Dataset items
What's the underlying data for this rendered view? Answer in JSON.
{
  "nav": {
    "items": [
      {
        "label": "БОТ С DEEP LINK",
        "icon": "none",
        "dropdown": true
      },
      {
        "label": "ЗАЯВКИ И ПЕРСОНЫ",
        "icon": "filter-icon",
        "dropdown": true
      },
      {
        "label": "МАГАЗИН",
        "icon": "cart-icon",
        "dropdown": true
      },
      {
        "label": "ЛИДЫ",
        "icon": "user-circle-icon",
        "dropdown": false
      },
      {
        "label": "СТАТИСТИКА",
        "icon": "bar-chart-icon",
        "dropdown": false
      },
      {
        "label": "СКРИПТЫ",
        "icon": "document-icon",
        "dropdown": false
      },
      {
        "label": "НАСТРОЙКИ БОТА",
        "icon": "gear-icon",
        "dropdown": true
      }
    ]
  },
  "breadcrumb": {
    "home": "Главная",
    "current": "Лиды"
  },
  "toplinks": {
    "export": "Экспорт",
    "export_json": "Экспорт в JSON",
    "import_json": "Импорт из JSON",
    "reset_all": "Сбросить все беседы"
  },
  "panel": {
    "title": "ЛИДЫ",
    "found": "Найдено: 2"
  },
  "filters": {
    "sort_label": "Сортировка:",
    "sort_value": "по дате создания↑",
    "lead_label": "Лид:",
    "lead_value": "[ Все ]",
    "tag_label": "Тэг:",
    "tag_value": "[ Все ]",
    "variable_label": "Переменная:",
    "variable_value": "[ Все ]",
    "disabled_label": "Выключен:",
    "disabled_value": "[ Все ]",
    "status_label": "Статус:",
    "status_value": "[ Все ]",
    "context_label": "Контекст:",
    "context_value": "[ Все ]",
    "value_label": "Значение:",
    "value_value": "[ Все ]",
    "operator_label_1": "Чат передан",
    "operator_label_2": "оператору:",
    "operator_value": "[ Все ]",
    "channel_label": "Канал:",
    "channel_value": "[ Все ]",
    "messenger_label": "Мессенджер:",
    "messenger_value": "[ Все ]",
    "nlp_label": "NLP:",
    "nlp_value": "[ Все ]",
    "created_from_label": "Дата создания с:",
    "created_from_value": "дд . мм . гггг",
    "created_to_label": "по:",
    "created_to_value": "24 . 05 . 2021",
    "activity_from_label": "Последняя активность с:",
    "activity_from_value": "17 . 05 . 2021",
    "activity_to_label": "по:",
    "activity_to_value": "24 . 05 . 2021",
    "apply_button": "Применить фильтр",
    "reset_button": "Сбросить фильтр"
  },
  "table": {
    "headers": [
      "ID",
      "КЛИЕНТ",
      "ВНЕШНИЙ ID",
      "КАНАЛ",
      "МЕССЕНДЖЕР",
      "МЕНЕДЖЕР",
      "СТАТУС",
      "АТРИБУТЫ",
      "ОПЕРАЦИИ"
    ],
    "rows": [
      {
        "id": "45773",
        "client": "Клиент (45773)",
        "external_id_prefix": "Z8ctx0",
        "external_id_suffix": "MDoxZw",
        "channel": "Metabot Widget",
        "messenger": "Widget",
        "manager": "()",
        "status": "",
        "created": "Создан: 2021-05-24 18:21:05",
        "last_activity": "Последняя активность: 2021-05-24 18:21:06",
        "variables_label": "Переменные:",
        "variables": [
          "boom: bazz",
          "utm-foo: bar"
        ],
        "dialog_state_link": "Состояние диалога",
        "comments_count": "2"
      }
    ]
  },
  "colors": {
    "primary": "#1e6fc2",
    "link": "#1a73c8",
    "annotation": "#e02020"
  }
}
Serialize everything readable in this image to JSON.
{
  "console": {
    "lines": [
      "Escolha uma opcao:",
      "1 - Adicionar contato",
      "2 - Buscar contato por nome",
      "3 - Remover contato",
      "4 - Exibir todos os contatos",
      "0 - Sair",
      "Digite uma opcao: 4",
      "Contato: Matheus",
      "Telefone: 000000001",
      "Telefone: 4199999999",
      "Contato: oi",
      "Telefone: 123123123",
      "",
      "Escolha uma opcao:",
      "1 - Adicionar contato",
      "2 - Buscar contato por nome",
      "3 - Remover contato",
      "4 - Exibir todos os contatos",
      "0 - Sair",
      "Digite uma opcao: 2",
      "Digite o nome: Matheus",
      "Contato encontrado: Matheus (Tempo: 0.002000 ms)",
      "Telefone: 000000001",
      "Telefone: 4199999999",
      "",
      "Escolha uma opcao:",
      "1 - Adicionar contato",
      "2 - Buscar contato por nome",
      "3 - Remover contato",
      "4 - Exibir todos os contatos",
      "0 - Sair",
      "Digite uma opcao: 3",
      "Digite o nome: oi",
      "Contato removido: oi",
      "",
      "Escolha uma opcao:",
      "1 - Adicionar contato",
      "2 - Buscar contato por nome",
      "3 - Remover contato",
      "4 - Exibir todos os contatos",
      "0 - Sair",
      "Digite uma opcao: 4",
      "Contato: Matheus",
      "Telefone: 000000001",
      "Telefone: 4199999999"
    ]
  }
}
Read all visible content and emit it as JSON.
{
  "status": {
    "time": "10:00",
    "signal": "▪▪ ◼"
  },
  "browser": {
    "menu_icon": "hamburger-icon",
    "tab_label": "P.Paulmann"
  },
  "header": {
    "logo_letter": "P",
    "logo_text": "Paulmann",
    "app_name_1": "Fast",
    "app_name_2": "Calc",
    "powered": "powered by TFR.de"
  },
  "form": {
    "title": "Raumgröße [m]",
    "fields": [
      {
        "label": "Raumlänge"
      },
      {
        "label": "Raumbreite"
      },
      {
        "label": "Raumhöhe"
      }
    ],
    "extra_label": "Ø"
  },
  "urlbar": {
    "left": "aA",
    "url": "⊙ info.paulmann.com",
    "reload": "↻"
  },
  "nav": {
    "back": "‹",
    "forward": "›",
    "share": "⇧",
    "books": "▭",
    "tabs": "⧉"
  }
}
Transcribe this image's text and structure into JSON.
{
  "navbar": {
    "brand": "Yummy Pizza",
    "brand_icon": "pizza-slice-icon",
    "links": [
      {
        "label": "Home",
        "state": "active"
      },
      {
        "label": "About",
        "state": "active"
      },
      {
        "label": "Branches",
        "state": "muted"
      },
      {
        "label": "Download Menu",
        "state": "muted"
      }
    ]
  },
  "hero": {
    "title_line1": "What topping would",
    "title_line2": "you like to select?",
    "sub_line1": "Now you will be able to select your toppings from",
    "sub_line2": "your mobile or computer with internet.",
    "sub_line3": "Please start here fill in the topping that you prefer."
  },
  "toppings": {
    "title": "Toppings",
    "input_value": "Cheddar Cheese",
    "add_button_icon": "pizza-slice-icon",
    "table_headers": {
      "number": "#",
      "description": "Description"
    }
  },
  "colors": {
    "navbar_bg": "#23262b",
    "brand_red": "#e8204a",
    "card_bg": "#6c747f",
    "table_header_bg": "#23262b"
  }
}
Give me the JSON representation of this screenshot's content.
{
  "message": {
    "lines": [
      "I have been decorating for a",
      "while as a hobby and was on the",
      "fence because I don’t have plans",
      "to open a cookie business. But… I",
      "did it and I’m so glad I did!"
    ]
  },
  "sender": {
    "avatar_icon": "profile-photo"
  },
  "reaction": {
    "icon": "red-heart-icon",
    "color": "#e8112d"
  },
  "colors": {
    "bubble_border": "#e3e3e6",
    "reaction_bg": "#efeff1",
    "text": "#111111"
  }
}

DO THIS: Where a line above includes "Сбросить", copy that line.

TASK RESULT:
    "reset_all": "Сбросить все беседы"
    "reset_button": "Сбросить фильтр"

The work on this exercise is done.